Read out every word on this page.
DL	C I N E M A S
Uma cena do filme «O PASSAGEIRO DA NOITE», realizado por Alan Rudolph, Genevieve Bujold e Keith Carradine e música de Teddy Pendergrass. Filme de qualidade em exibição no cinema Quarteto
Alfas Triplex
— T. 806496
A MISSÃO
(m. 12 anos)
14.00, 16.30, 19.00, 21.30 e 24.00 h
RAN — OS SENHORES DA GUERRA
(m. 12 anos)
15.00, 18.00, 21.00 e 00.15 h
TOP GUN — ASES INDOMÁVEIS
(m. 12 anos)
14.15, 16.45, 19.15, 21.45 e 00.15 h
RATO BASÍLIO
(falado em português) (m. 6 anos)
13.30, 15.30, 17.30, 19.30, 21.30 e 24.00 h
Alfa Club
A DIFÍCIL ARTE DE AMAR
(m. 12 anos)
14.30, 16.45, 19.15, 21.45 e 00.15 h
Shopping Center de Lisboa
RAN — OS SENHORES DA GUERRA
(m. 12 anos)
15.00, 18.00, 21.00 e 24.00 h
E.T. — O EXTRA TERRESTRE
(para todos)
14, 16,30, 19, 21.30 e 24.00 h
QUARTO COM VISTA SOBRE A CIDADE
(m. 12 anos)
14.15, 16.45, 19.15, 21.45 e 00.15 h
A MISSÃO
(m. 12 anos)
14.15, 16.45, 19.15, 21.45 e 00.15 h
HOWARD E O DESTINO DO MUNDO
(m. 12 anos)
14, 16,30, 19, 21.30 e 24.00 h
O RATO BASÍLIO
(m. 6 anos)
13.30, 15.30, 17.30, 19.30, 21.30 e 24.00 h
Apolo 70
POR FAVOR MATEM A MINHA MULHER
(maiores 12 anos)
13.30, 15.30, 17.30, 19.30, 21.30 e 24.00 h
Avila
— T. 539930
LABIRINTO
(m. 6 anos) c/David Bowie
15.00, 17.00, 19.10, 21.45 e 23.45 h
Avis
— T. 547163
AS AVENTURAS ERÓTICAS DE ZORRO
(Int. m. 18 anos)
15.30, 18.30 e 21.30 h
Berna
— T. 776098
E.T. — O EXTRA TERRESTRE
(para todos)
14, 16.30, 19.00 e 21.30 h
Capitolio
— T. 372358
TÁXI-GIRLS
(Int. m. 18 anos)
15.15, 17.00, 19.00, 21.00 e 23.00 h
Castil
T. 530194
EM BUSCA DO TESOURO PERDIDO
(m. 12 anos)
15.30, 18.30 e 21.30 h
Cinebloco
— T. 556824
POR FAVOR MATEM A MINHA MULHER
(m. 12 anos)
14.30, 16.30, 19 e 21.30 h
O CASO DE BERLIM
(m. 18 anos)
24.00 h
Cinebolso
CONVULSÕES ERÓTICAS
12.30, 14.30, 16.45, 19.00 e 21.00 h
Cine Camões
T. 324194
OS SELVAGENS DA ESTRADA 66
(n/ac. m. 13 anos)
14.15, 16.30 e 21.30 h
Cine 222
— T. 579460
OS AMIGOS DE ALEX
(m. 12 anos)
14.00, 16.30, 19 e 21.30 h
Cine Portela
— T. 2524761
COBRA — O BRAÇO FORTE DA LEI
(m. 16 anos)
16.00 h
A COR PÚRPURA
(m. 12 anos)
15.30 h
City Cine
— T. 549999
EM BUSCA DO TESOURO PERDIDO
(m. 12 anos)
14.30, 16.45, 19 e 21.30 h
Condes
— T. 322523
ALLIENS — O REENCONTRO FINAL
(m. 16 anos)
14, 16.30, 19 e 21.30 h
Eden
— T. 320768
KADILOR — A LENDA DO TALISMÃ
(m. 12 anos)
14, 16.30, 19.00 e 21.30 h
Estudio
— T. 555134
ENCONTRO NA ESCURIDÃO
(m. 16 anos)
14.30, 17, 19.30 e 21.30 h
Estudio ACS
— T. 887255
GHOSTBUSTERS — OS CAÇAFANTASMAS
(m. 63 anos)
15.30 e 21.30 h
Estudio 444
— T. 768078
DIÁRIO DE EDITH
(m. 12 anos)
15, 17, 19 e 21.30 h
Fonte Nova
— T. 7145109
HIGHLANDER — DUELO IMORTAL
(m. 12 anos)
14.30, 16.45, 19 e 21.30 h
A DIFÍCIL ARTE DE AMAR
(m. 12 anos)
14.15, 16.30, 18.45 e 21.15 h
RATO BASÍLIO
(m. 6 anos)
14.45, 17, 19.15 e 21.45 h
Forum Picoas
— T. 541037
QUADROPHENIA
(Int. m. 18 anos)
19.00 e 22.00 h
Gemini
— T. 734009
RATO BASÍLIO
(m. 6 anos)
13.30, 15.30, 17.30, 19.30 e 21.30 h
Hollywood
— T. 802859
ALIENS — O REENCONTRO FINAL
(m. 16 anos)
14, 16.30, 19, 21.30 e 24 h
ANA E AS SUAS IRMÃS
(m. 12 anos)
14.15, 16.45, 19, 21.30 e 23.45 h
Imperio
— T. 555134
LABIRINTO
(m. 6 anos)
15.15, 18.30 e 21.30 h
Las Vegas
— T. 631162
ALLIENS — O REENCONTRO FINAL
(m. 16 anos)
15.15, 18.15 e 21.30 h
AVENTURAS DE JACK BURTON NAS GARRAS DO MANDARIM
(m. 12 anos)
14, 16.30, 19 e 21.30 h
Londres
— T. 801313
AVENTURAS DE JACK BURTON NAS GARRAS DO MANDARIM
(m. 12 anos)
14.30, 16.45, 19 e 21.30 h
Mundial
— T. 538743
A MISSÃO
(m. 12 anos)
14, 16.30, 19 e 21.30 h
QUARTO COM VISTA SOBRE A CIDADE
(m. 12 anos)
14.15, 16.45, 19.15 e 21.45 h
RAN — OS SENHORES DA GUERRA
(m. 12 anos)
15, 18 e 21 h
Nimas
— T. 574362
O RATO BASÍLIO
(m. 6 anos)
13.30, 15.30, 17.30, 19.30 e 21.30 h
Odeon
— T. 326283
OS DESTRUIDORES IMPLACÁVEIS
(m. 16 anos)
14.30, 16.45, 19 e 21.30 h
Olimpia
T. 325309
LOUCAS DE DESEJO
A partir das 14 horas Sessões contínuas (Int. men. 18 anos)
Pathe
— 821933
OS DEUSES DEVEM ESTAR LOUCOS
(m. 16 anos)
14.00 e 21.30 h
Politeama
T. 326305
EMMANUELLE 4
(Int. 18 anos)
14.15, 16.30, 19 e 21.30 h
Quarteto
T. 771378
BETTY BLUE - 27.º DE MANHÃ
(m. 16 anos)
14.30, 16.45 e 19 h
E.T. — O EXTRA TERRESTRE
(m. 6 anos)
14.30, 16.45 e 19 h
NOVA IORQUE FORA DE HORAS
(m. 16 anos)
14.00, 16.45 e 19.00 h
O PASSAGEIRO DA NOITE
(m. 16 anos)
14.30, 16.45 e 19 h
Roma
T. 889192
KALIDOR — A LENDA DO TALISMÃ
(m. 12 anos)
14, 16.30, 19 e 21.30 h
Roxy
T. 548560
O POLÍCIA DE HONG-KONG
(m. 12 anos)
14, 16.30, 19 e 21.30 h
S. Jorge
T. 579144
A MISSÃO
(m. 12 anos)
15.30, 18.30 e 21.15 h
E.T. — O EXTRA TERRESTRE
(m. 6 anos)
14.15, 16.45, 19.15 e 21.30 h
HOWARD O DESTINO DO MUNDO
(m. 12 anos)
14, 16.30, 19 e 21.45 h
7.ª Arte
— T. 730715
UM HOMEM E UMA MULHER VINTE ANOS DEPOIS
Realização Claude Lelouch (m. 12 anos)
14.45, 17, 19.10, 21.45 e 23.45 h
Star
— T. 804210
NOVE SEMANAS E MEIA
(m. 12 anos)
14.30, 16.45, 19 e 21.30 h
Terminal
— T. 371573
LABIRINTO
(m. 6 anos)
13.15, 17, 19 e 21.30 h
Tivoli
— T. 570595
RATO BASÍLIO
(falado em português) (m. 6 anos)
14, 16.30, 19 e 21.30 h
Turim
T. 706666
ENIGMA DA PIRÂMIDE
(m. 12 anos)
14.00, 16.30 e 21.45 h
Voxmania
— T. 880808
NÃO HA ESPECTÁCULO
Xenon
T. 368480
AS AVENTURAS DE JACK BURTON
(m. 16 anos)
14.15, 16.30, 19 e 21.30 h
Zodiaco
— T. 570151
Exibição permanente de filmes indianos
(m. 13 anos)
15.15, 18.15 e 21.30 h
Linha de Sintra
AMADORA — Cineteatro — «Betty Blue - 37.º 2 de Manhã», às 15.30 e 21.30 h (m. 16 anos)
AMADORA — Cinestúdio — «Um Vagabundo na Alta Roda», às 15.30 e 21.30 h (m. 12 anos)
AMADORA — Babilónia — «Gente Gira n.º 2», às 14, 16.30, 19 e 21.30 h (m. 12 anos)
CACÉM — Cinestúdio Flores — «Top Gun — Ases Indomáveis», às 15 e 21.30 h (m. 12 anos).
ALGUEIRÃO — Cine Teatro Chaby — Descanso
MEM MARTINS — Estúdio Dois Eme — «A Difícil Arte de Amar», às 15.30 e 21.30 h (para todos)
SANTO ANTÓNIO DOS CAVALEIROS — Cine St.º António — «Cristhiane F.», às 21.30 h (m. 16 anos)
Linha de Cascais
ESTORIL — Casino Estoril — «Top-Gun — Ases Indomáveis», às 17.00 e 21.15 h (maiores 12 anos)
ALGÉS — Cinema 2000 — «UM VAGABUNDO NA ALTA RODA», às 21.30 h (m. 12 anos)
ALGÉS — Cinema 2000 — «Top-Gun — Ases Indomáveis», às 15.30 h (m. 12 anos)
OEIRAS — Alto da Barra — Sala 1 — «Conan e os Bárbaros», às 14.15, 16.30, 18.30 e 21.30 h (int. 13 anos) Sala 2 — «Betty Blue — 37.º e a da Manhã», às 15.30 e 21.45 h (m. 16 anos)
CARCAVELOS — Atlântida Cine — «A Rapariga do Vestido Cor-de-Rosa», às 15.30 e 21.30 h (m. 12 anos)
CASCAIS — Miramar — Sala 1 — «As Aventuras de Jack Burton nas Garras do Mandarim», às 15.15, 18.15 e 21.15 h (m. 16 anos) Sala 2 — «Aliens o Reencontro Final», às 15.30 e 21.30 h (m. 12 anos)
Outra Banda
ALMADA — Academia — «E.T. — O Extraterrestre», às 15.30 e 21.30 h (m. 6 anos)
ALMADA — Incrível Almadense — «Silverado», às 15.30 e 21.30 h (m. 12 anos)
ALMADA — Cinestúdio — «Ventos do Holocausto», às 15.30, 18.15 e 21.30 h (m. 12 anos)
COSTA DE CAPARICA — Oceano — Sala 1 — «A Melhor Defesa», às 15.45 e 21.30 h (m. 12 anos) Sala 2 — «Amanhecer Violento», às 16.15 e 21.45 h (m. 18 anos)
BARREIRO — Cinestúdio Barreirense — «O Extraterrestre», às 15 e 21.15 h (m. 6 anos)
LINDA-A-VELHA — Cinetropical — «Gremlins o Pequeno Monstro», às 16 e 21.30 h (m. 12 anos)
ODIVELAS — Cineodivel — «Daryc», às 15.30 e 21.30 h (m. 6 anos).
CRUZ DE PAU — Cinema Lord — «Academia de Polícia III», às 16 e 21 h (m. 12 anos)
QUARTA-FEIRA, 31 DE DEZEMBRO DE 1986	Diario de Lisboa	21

◆ ◆ ◆ ◆

→ **What is being asked**
Pick each line holding the word "maiores" out of the data and copy it.

→ **Complete answer**
(maiores 12 anos)
ESTORIL — Casino Estoril — «Top-Gun — Ases Indomáveis», às 17.00 e 21.15 h (maiores 12 anos)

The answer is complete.